_PROBLEM DESCRIPTION_.
An unaltered copy of the listing below is required.

_MATERIAL PROVIDED_.
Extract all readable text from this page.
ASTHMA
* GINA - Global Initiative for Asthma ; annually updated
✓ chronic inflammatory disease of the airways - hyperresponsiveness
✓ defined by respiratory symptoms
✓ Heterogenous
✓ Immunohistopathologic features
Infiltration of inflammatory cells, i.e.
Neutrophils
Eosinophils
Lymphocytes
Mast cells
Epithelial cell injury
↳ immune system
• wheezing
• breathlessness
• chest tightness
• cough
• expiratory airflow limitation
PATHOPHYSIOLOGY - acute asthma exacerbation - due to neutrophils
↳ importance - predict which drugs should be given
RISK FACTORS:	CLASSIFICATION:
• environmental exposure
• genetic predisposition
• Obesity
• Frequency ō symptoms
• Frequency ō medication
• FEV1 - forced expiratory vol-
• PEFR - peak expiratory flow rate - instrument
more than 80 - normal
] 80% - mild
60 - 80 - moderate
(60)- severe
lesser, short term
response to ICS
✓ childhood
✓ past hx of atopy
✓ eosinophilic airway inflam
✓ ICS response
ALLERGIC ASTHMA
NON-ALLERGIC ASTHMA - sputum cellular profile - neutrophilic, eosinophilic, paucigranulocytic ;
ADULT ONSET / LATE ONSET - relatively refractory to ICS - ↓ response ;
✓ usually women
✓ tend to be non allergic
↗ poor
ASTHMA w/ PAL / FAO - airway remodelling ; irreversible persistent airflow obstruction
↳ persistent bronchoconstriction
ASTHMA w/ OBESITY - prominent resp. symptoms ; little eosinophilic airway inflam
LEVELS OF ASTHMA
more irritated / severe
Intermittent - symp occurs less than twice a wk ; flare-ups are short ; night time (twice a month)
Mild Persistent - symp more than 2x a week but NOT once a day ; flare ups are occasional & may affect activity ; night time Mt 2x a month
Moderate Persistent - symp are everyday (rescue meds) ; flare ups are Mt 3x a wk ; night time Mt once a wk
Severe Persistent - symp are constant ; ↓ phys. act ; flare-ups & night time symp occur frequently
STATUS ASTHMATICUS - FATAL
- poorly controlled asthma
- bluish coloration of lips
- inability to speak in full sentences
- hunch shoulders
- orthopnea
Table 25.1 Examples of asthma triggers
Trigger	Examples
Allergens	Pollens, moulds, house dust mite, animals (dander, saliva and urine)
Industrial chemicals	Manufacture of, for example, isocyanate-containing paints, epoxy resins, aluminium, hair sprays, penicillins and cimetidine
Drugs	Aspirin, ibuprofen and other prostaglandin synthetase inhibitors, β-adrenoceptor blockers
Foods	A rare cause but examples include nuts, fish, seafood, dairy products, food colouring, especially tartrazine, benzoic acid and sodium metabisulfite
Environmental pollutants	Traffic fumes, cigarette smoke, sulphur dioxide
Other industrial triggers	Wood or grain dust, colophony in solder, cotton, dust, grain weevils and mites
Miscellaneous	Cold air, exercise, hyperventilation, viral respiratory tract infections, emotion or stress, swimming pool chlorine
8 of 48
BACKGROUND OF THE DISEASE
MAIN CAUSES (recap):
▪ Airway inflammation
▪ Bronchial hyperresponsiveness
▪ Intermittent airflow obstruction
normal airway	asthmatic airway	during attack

_WRITTEN SOLUTION_.
Extract all readable text from this page.
ASTHMA
* GINA - Global Initiative for Asthma ; annually updated
✓ chronic inflammatory disease of the airways - hyperresponsiveness
✓ defined by respiratory symptoms
✓ Heterogenous
✓ Immunohistopathologic features
Infiltration of inflammatory cells, i.e.
Neutrophils
Eosinophils
Lymphocytes
Mast cells
Epithelial cell injury
↳ immune system
• wheezing
• breathlessness
• chest tightness
• cough
• expiratory airflow limitation
PATHOPHYSIOLOGY - acute asthma exacerbation - due to neutrophils
↳ importance - predict which drugs should be given
RISK FACTORS:	CLASSIFICATION:
• environmental exposure
• genetic predisposition
• Obesity
• Frequency ō symptoms
• Frequency ō medication
• FEV1 - forced expiratory vol-
• PEFR - peak expiratory flow rate - instrument
more than 80 - normal
] 80% - mild
60 - 80 - moderate
(60)- severe
lesser, short term
response to ICS
✓ childhood
✓ past hx of atopy
✓ eosinophilic airway inflam
✓ ICS response
ALLERGIC ASTHMA
NON-ALLERGIC ASTHMA - sputum cellular profile - neutrophilic, eosinophilic, paucigranulocytic ;
ADULT ONSET / LATE ONSET - relatively refractory to ICS - ↓ response ;
✓ usually women
✓ tend to be non allergic
↗ poor
ASTHMA w/ PAL / FAO - airway remodelling ; irreversible persistent airflow obstruction
↳ persistent bronchoconstriction
ASTHMA w/ OBESITY - prominent resp. symptoms ; little eosinophilic airway inflam
LEVELS OF ASTHMA
more irritated / severe
Intermittent - symp occurs less than twice a wk ; flare-ups are short ; night time (twice a month)
Mild Persistent - symp more than 2x a week but NOT once a day ; flare ups are occasional & may affect activity ; night time Mt 2x a month
Moderate Persistent - symp are everyday (rescue meds) ; flare ups are Mt 3x a wk ; night time Mt once a wk
Severe Persistent - symp are constant ; ↓ phys. act ; flare-ups & night time symp occur frequently
STATUS ASTHMATICUS - FATAL
- poorly controlled asthma
- bluish coloration of lips
- inability to speak in full sentences
- hunch shoulders
- orthopnea
Table 25.1 Examples of asthma triggers
Trigger	Examples
Allergens	Pollens, moulds, house dust mite, animals (dander, saliva and urine)
Industrial chemicals	Manufacture of, for example, isocyanate-containing paints, epoxy resins, aluminium, hair sprays, penicillins and cimetidine
Drugs	Aspirin, ibuprofen and other prostaglandin synthetase inhibitors, β-adrenoceptor blockers
Foods	A rare cause but examples include nuts, fish, seafood, dairy products, food colouring, especially tartrazine, benzoic acid and sodium metabisulfite
Environmental pollutants	Traffic fumes, cigarette smoke, sulphur dioxide
Other industrial triggers	Wood or grain dust, colophony in solder, cotton, dust, grain weevils and mites
Miscellaneous	Cold air, exercise, hyperventilation, viral respiratory tract infections, emotion or stress, swimming pool chlorine
8 of 48
BACKGROUND OF THE DISEASE
MAIN CAUSES (recap):
▪ Airway inflammation
▪ Bronchial hyperresponsiveness
▪ Intermittent airflow obstruction
normal airway	asthmatic airway	during attack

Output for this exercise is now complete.